▶ SOURCE EXCERPT:

+---+

May i reccomend clone hero?(https://clonehero.net/) it comes with custom songs and whatnot if you're bored with regular guitar hero
Also here's a link to a website with custom songs: https://chorus.fightthe.pw/


----------



## E1ite007 (May 12, 2021)

Nothing.
I just suck at being pro at games tbh.


----------



## Jacklack3 (May 12, 2021)

The demo for Desktop Soccer on the Switch. The first game was incredibly fun but then for some reason in the rest of the games, I would just beat the AI super easily so it stopped being as fun as it was.


----------



## yoofo (May 12, 2021)

Wii Sports Boxing. Hours spent beating the crap out of Miis made me pick my Wii up again after a while and I beat Matt on the first try.


----------



## The Catboy (May 12, 2021)

Animal Crossing, just became a billionaire, and couldn't find anything new to enjoy about the game after that.


----------



## HelpTheWretched (May 12, 2021)

Lilith Valentine said:


> Animal Crossing, just became a billionaire, and couldn't find anything new to enjoy about the game after that.


_*Bell*ionaire_


...

I was going to say "every edition of _Picross_ on 3DS" because I've solved every puzzle many times over, but after careful consideration, they aren't really "ruined" for me. Although I recognise the number patterns in each puzzle and the logic techniques needed, I haven't actually memorised any solutions, so I still go through the solving process each time and feel a little flex of the brain-meats.

The closest game to "ruined" is probably _The Legend of Zelda: A Link Between Worlds_, because I played it through several times in a row and can't un-remember any of the puzzles at this point.


----------



## Mikemk (May 12, 2021)

Dishonored & Minesweeper


----------



## gudenau (May 12, 2021)

I'm so much so "that guy" that no one will play with me offline in almost every game. :-(


----------



## Kamiyama (May 12, 2021)

Yu-Gi-Oh Power of Chaos trilogy on PC is the first ones that come to my mind. First they felt like impossible, but after couple of matches, you could predict every move that AI will make and won every matches after that with a default deck only.

They are also abandonware and free to download on the internet if you guys wanna try them.


----------



## Pipistrele (May 12, 2021)

Scott_pilgrim said:


> Tetris, i can not play with my friends anymore


Let's duel sometime


----------



## Naster (May 12, 2021)

Super Mario Bros.

The game was very fun until I completed it. Haven't touched it for 10 years since my first playthrough.


----------



## Alexander1970 (May 12, 2021)

> *Games you got too good at and ruined for yourself.*



Every Single Formula 1 Game I have played.
For the Book: I am a Single Player,always and ever.
No Multiplayer Races,No Internet Races/Leagues...nothing.
I want to race my own Race.

PlayStation - Sony´s Official Formula 1 Series
PlayStation 2 - Sony´s Official Formula 1 Series
PC - Codemasters F1 Series
(PC - Microprose Grand Prix Series)

All Games have the same Handicaps.

+---+

▶ RECORDS PROVIDED:
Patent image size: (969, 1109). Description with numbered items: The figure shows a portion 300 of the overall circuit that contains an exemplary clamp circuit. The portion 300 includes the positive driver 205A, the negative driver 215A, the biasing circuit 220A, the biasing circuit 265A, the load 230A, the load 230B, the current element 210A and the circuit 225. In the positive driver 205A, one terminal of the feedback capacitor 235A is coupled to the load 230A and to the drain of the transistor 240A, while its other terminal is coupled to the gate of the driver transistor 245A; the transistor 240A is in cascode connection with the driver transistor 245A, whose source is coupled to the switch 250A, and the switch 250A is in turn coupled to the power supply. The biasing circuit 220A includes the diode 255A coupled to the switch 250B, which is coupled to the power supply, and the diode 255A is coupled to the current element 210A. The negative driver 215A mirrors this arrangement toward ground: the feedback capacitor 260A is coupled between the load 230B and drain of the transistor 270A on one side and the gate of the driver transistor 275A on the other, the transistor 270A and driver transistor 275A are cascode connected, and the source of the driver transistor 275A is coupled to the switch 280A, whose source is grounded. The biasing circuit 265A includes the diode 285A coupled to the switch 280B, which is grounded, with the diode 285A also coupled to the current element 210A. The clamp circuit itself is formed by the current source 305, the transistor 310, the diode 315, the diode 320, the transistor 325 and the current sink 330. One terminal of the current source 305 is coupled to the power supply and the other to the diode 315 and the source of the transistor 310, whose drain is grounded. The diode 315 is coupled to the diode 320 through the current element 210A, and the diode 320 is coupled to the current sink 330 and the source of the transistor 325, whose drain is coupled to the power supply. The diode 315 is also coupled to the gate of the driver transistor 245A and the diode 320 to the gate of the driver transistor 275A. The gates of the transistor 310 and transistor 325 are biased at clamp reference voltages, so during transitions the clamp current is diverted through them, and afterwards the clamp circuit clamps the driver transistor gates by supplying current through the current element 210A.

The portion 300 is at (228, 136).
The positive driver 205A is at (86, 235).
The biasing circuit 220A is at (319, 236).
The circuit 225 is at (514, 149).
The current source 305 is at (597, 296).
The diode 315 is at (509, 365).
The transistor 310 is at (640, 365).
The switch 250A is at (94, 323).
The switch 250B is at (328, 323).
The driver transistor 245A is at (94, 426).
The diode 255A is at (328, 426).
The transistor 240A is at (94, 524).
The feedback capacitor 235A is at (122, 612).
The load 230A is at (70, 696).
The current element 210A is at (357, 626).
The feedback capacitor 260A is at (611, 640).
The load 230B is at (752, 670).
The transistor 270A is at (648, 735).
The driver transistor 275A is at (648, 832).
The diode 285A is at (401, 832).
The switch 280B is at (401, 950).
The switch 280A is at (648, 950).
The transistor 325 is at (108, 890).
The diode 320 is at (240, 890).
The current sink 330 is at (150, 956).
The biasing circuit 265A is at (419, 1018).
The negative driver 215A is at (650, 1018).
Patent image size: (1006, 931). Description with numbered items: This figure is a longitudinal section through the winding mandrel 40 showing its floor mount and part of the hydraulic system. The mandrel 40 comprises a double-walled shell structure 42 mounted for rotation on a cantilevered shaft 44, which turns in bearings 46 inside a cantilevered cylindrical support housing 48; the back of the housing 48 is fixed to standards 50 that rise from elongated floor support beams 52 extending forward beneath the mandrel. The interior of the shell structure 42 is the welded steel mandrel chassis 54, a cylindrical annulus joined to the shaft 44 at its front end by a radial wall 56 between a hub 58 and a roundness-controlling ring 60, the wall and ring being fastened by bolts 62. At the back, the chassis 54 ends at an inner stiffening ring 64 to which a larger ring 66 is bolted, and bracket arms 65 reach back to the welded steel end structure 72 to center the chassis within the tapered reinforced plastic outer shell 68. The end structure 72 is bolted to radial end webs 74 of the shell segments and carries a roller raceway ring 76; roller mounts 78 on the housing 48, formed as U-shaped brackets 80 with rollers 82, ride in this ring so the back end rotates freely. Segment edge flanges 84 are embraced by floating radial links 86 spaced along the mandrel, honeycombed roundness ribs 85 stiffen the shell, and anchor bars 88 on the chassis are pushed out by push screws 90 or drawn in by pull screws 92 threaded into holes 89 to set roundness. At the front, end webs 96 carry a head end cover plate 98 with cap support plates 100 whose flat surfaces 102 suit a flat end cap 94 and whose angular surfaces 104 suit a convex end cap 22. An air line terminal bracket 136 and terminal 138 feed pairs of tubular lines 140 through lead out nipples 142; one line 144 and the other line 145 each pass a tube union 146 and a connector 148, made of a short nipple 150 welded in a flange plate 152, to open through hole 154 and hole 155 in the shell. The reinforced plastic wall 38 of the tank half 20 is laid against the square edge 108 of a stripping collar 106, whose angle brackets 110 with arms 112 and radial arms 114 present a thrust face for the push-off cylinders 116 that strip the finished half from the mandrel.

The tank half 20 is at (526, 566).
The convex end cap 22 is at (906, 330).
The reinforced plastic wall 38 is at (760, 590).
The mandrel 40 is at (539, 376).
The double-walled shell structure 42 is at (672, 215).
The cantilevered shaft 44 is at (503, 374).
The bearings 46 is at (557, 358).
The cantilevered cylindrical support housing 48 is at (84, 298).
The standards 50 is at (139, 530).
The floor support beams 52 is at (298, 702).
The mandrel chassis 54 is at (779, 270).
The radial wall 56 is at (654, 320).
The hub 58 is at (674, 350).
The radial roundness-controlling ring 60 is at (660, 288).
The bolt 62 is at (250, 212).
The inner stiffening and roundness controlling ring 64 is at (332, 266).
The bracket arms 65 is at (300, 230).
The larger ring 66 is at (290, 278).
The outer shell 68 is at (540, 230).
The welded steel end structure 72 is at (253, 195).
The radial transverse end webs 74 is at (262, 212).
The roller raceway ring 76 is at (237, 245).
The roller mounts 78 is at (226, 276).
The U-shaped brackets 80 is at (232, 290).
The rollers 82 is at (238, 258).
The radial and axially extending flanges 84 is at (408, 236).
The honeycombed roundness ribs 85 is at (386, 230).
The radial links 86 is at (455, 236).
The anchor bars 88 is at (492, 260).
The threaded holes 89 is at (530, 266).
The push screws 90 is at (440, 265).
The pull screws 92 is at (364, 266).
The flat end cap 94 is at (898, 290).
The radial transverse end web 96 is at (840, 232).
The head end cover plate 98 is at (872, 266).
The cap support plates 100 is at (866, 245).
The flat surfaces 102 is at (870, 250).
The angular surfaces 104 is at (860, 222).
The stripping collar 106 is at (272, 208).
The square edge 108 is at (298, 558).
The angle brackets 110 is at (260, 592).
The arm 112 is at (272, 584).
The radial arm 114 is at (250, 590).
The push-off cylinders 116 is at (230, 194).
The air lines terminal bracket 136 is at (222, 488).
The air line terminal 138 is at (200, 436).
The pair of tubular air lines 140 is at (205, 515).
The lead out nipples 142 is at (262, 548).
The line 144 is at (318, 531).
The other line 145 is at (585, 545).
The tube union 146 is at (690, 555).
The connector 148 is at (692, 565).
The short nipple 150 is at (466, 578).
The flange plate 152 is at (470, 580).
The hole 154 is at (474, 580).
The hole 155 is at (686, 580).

+---+

▶ WHAT IS BEING ASKED: Reproduce, word for word, everything in the forum thread from "Super Mario Bros." down to "Alexander1970 (May 12, 2021)".

▶ ANSWER FOR THE TASK:
Super Mario Bros.

The game was very fun until I completed it. Haven't touched it for 10 years since my first playthrough.


----------



## Alexander1970 (May 12, 2021)